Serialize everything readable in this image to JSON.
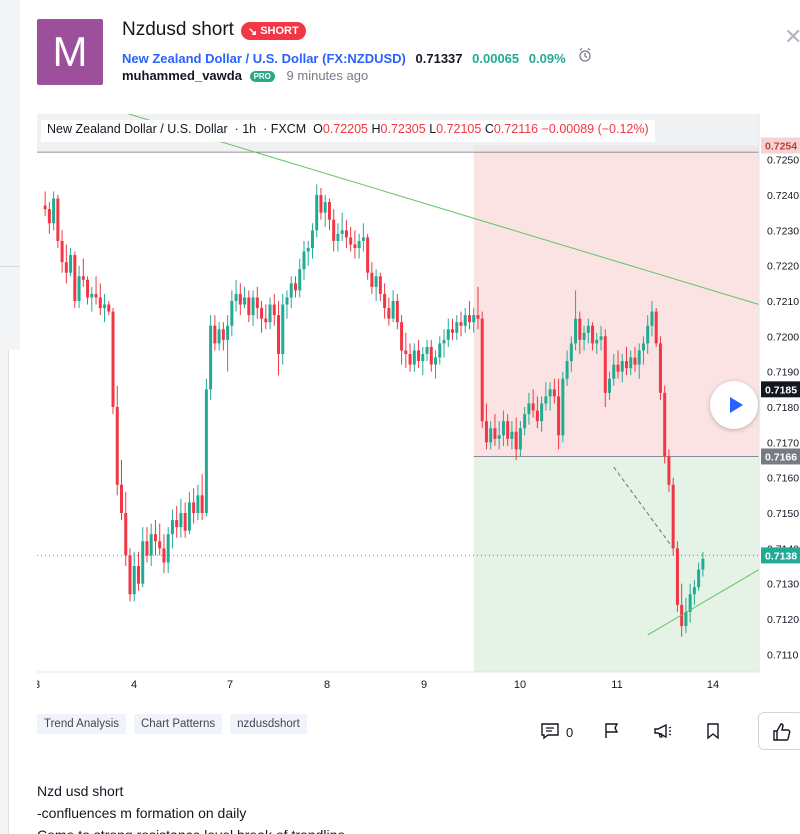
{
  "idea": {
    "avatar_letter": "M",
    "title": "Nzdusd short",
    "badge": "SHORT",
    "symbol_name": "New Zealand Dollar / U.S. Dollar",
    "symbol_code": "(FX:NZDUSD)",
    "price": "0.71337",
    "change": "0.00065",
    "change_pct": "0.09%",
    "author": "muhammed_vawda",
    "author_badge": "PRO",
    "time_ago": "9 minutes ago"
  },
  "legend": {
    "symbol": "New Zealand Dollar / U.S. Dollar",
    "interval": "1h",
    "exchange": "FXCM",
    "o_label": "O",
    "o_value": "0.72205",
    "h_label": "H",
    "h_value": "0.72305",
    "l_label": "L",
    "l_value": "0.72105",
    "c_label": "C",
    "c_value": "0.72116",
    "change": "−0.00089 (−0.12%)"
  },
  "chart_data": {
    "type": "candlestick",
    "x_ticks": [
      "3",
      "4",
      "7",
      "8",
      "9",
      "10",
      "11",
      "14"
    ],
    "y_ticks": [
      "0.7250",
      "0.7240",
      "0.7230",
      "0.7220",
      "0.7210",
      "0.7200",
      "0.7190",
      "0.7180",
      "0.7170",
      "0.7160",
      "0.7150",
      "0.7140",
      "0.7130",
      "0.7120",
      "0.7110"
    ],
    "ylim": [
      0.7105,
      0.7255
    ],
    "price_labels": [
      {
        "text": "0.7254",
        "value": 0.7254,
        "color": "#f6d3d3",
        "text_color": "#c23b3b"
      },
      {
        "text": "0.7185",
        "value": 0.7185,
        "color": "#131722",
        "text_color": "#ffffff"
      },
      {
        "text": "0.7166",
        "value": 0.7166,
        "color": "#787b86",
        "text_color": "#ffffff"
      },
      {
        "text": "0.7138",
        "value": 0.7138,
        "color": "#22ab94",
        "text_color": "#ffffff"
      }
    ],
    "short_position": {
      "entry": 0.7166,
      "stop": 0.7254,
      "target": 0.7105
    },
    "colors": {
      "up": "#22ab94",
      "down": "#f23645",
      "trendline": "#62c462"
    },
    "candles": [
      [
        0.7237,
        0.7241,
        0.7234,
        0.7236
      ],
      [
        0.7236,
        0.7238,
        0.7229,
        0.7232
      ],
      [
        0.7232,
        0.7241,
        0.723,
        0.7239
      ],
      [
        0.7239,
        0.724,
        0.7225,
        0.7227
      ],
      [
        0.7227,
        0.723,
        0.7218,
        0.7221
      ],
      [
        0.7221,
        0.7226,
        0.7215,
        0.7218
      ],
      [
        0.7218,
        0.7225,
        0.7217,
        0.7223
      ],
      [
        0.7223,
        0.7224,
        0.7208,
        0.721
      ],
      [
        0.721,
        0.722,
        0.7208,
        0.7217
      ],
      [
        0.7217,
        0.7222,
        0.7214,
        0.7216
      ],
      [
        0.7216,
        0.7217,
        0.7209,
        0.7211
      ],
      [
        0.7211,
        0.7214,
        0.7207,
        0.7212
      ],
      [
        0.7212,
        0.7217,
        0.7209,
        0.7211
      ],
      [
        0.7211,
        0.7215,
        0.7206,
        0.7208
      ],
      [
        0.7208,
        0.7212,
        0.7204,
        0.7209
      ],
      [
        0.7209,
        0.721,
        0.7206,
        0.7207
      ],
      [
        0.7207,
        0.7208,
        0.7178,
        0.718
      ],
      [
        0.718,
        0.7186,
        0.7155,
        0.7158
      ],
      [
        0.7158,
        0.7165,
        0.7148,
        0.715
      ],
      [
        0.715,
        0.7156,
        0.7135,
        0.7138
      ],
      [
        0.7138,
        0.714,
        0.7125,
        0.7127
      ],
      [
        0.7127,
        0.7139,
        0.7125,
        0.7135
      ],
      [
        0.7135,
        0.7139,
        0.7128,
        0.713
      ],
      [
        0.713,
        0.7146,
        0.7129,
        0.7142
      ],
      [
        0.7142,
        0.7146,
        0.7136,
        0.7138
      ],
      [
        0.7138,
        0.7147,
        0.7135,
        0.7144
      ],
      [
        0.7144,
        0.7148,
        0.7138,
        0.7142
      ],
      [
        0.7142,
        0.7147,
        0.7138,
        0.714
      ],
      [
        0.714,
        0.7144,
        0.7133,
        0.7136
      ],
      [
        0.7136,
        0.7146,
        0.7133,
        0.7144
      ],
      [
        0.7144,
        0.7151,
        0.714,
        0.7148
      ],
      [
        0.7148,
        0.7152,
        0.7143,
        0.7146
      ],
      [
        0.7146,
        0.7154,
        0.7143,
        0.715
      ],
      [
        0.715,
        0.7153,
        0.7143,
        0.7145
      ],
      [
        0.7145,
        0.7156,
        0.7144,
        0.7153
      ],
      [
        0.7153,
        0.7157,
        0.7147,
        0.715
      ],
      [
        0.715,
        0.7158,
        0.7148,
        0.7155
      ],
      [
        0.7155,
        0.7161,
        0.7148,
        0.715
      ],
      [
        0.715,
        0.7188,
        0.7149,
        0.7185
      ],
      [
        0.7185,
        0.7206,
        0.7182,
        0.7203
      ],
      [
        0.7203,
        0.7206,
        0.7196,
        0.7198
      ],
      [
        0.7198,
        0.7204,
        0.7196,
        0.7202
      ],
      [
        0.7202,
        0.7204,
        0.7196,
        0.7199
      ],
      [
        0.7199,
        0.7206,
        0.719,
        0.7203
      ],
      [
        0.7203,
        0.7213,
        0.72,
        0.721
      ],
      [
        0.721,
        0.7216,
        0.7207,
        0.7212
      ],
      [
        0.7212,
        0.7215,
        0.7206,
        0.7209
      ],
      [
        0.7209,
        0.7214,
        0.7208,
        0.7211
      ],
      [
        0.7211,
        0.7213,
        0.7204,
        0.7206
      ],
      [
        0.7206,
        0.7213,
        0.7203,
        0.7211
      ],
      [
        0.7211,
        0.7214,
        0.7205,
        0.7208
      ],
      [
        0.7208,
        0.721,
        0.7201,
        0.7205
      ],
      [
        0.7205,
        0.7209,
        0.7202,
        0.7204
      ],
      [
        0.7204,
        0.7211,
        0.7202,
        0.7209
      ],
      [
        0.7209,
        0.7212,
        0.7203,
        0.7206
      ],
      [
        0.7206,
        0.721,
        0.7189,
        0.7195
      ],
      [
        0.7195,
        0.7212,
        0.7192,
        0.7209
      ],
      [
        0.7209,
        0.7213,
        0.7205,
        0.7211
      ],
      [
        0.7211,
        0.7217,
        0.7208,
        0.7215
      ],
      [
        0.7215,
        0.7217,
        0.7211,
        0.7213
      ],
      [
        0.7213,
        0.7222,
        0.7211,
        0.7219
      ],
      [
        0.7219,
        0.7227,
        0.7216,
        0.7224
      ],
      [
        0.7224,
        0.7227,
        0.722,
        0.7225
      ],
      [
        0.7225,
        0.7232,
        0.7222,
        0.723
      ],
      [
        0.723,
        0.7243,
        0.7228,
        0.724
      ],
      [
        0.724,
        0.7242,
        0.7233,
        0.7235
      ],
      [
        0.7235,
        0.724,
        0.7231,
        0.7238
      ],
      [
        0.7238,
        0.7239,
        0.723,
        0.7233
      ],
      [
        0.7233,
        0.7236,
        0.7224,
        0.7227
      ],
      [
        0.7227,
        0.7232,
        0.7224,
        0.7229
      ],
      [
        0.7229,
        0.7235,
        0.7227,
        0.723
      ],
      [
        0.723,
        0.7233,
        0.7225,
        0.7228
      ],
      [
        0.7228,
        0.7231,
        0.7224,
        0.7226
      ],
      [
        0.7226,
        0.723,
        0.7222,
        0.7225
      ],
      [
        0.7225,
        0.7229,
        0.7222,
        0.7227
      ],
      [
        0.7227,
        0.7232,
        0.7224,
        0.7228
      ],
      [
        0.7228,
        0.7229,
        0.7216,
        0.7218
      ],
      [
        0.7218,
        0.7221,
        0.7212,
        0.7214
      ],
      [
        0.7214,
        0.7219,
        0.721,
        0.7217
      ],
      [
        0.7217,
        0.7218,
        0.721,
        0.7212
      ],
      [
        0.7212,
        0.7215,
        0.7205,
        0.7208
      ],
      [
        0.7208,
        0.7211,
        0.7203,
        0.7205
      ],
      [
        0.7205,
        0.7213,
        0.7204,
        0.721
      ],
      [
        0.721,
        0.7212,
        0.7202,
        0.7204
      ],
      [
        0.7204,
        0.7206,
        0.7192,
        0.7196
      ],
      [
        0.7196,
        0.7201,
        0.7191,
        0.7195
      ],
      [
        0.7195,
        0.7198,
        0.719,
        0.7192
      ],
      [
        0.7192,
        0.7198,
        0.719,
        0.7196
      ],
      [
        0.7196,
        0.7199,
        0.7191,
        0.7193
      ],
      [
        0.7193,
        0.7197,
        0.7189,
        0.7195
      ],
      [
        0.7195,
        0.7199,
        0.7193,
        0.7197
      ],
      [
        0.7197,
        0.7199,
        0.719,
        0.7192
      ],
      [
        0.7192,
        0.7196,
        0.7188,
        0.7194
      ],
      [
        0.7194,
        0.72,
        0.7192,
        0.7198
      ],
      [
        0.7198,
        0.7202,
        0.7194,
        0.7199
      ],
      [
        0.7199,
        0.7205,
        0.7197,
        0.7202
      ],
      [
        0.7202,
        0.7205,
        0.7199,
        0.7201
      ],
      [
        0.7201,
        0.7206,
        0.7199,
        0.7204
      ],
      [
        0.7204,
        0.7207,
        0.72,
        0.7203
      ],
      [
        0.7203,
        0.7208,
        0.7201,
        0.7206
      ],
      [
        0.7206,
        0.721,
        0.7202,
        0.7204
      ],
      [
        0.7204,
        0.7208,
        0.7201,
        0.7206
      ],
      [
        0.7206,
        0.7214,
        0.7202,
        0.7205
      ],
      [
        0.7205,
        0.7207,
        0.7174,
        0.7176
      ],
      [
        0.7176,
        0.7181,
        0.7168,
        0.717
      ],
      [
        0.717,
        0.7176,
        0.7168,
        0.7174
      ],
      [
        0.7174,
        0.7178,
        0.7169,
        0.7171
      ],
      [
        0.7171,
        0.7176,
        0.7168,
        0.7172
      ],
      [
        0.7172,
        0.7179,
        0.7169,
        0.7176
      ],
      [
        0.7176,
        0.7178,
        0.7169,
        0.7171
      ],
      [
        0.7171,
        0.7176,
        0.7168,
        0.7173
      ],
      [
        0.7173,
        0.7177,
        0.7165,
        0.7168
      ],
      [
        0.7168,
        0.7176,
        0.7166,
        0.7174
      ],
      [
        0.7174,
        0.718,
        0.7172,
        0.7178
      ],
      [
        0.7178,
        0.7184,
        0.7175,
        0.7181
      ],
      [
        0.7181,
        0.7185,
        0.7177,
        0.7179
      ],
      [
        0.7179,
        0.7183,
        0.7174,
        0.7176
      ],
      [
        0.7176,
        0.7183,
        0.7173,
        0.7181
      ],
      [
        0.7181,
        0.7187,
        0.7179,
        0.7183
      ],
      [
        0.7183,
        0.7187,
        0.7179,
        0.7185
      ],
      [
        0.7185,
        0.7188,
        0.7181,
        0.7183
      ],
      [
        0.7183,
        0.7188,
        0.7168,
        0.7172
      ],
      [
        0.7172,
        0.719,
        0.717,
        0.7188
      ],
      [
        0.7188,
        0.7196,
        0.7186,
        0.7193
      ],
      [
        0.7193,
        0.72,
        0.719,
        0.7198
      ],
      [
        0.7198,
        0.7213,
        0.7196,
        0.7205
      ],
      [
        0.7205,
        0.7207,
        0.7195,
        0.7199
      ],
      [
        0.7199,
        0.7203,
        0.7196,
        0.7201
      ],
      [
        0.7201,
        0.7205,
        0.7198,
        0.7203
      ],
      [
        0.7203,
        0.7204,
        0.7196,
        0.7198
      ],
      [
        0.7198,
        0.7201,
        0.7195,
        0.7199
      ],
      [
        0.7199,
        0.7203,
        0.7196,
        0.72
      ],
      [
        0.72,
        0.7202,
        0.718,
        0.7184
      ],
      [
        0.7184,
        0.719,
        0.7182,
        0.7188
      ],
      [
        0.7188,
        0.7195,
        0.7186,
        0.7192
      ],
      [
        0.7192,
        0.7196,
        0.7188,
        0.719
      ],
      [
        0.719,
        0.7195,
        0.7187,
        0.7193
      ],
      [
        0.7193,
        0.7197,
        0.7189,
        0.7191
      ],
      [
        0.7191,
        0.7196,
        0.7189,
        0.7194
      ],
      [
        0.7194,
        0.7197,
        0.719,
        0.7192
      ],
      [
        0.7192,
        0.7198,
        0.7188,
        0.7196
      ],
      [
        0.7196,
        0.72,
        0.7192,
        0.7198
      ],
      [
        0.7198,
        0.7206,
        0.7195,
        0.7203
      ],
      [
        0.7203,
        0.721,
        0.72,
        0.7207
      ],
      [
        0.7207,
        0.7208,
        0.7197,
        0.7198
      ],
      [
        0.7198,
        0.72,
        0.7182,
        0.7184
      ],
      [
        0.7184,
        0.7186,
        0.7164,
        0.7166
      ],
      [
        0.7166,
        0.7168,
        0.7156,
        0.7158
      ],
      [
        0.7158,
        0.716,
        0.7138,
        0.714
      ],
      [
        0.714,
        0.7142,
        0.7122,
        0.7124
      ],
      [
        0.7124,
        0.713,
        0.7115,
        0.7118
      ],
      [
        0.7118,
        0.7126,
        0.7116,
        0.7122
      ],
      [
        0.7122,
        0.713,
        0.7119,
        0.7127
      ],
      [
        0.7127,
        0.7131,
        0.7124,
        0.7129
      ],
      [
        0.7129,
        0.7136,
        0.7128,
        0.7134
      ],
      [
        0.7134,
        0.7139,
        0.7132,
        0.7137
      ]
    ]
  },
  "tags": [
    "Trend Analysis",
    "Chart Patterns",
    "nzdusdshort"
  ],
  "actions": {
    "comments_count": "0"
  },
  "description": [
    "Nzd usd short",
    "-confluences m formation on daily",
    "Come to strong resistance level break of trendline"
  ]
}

◇ ◇ ◇ ◇

» **GOAL OF THE EXERCISE**:
Give only a number: how many lines of the data hold the string "Zealand"?

» **EXERCISE RESULT**:
2